Desde Barcelona
UNO Si hay un misterio aún más grande que el de entrar a una librería y salir de allí con algo que no se buscaba porque ni se sabía que existía o sí pero, de pronto, ha llegado el postergado momento de poseerlo leyéndolo, ese misterio es el de entrar a una librería y salir de allí con algo que no sólo sí se sabía de su existencia sino que, además, ya se leyó. Si leer es acaso aquello que convierte al ser humano en algo más que un animal salvaje, entonces releer posiblemente lo acerque un poco más a la condición divina. "Uno no puede leer un libro: uno sólo puede releerlo", postulaba Vladimir Nabokov. Y añadía: "Un buen lector, un lector de primera, un lector activo y creador, es un relector".
Todo lo anterior para decir que el pasado domingo --inmerso en esa suerte de encomiable histeria colectiva, pero histeria al fin, que es rosáceo-libresco Día de Sant Jordi-- Rodríguez, histérico, se abrió paso entre multitudes, descendió los escalones de su librería amiga resuelto y tradicional a comprar un libro sí o sí. Y salió a la superficie con algo que había leído hace tiempo pero que, de pronto y sin aviso, tenía gran necesidad de releer: la flamante edición de los Cuentos completos de James Salter.
DOS Y, de acuerdo, su reedición puede, en principio parecer tan caprichosa como innecesaria. Porque cualquier seguidor más o menos atento y de la literatura Made in USA seguramente ya ha disfrutado de los tan sombríos como luminosos claroscuros en Anochecer (1988) y en La última noche (2005). Pero siempre hay motivos para que Salter vuelva o para volver a Salter: para que vuelva porque estos Cuentos completos resultarán en una magnífica puerta de entrada para quienes entren en lo suyo por primera vez y, desde aquí, ganar altura con obras maestras de la novela como Juego y distracción y Años luz y de las "recollections" de Quemar los días. Y para volver porque Nabokov siempre tenía razón. Así, todos felices por el demorado encuentro o por el bienvenido reencuentro. Cita que se potencia con un preciso e inspirado prólogo de otro gran estilista, el irlandés John Banville, y por el bonus-track de "Carisma": un brillante inédito que puede leerse casi como una coda/desvío de/a su última y muy extraña novela Todo lo que hay (2013).

Datos extraídos »

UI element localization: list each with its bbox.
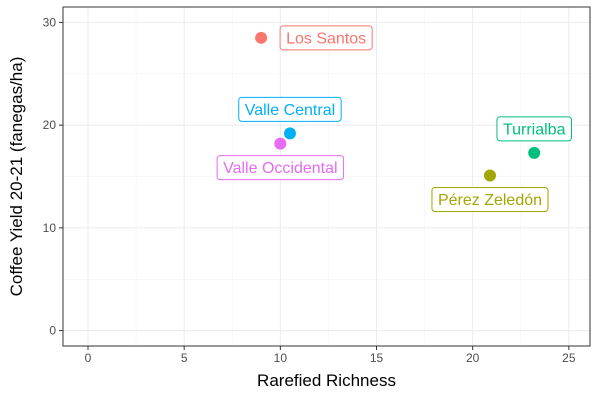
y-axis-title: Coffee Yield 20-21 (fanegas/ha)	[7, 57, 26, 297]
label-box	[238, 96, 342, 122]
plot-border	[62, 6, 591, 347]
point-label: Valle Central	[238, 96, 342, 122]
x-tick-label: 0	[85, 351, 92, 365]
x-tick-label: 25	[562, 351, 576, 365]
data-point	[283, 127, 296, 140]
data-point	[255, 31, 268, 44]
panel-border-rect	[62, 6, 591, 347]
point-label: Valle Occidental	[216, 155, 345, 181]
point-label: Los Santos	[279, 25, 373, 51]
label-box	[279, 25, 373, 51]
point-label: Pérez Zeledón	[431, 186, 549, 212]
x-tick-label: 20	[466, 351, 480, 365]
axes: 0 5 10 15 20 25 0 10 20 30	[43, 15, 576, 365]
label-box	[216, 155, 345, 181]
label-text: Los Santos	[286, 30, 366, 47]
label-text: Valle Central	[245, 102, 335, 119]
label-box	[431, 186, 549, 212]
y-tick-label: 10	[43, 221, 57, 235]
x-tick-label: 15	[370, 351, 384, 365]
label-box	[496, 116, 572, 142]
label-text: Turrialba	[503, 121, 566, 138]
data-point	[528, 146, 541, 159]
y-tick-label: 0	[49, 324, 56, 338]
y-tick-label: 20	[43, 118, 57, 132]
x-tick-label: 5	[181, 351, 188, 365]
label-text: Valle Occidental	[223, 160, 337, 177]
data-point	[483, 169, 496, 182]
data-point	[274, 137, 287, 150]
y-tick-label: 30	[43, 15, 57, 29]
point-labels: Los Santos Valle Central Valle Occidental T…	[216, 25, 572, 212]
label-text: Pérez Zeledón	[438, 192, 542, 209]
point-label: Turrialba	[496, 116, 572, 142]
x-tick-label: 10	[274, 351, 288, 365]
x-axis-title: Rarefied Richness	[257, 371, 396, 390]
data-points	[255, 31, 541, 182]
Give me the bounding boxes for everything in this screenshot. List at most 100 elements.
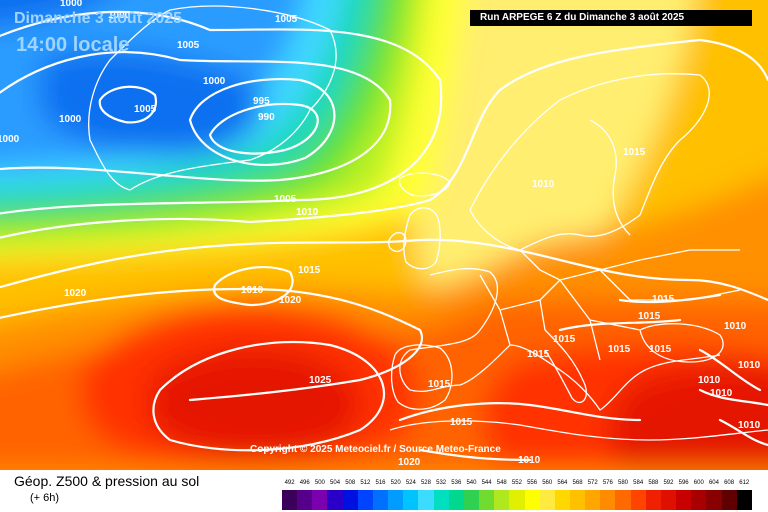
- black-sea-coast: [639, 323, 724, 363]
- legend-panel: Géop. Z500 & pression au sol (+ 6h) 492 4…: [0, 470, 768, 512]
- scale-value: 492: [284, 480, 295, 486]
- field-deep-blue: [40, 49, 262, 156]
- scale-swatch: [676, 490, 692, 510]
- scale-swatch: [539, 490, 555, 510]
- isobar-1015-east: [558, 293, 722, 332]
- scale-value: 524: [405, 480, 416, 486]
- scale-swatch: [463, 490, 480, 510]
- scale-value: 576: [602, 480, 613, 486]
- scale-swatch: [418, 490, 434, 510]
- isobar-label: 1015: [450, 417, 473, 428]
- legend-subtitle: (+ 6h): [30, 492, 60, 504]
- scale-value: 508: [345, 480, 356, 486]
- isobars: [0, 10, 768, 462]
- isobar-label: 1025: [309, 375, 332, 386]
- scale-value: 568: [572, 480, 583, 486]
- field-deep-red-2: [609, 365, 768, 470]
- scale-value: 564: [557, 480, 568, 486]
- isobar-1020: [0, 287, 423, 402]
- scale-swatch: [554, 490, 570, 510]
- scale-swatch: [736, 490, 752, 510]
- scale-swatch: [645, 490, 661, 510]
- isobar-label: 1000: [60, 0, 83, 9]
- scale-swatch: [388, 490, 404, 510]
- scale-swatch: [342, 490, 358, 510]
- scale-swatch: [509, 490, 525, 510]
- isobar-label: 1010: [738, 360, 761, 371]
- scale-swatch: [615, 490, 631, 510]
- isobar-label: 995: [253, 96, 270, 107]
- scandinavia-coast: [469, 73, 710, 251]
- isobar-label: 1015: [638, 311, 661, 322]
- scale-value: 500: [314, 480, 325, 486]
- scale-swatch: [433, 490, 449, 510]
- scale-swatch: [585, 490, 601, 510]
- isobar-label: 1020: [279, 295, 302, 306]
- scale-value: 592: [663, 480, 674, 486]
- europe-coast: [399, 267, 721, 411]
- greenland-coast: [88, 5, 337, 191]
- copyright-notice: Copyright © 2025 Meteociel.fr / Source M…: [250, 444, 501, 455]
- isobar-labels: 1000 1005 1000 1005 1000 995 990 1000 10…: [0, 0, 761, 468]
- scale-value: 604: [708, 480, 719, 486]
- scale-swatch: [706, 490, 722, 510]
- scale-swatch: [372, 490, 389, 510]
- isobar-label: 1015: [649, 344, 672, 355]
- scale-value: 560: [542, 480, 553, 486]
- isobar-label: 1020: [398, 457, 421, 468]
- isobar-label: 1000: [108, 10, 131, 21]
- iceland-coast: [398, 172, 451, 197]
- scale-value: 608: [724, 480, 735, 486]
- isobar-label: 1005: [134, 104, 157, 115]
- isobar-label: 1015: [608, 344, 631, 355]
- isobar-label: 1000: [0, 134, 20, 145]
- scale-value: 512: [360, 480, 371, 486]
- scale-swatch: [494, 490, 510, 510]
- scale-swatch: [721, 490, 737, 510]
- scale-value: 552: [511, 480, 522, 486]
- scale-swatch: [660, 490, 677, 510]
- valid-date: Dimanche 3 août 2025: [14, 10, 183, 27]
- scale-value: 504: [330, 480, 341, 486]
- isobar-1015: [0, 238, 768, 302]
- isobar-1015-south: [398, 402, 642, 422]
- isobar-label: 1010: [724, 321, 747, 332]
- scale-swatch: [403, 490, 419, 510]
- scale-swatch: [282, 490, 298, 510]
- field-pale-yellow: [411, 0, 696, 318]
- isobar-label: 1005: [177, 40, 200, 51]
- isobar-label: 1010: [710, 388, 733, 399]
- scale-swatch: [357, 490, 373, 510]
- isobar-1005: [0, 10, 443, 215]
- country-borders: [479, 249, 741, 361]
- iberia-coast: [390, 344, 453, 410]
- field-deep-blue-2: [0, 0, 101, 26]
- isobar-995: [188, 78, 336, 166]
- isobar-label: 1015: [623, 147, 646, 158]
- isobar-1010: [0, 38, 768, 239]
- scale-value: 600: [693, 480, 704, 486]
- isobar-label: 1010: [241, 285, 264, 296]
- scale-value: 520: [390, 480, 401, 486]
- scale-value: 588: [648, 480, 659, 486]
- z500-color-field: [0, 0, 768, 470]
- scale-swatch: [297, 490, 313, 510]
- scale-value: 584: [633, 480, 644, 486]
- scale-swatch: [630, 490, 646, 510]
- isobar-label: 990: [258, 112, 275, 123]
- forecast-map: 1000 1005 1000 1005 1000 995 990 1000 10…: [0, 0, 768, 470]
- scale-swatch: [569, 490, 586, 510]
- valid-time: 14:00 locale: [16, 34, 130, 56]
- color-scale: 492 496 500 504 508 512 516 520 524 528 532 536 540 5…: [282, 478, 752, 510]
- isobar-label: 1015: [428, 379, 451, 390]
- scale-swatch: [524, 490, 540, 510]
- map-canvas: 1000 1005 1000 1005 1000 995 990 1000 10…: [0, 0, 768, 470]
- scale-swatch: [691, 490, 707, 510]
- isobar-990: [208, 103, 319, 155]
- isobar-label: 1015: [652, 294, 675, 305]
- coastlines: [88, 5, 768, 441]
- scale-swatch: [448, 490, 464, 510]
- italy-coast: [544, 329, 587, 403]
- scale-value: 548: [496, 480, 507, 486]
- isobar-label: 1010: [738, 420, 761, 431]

Enunciado A » Repite, sin cambiar nada, el tramo del texto sobre Salter que va desde "Todo lo anterior" hasta "de James Salter.".
Enunciado B » Retoma el texto sobre Salter a partir de su última frase y sigue escribiéndolo.

Respuesta A »
Todo lo anterior para decir que el pasado domingo --inmerso en esa suerte de encomiable histeria colectiva, pero histeria al fin, que es rosáceo-libresco Día de Sant Jordi-- Rodríguez, histérico, se abrió paso entre multitudes, descendió los escalones de su librería amiga resuelto y tradicional a comprar un libro sí o sí. Y salió a la superficie con algo que había leído hace tiempo pero que, de pronto y sin aviso, tenía gran necesidad de releer: la flamante edición de los Cuentos completos de James Salter.

Respuesta B »
"Extrañeza" que es la misma de estos cuentos porque, en su aparente naturalismo, Salter es un escritor muy raro a pesar de --como apunta Banville-- hacer parecer fácil aquello que es lo más difícil en literatura: "Representar una realidad común y corriente: sólo los mejores han tenido éxito en esta tarea... Pero a menudo la atención del lector se queda enganchada en un detalle revelador, como una uña en un vestido de seda". Y --como la de Flaubert o la de Joyce o la de Fitzgerald o la de sus muy admirados Babel y Nabokov, a quien Salter entrevistó-- la inmejorable realidad de Salter es una realidad aparte. Una realidad suya que --al explorarla-- primero produce un efecto de cierta artificialidad por la sensual precisión y elegante cadencia de su estilo pero que, enseguida, convence de que no existe otra manera posible ni mejor de ser realista.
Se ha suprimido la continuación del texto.